Task to complete ::
Identify the lines containing the word "dynamic". Copy each one.

━━━━━━━━━━━━━━━━━━━━━━━━━━━━━━

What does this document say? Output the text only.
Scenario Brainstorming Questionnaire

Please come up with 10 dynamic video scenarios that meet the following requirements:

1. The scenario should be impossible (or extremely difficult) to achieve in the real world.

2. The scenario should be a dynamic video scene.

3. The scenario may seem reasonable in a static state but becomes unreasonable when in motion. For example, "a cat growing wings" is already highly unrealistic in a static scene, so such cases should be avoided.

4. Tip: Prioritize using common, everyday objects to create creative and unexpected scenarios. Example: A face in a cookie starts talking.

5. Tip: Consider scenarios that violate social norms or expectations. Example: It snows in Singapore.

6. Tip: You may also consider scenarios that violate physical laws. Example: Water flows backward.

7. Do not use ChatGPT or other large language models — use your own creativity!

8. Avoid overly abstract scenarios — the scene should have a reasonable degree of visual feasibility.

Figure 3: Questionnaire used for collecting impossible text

━━━━━━━━━━━━━━━━━━━━━━━━━━━━━━

Worked solution ::
Please come up with 10 dynamic video scenarios that meet the following requirements:
2. The scenario should be a dynamic video scene.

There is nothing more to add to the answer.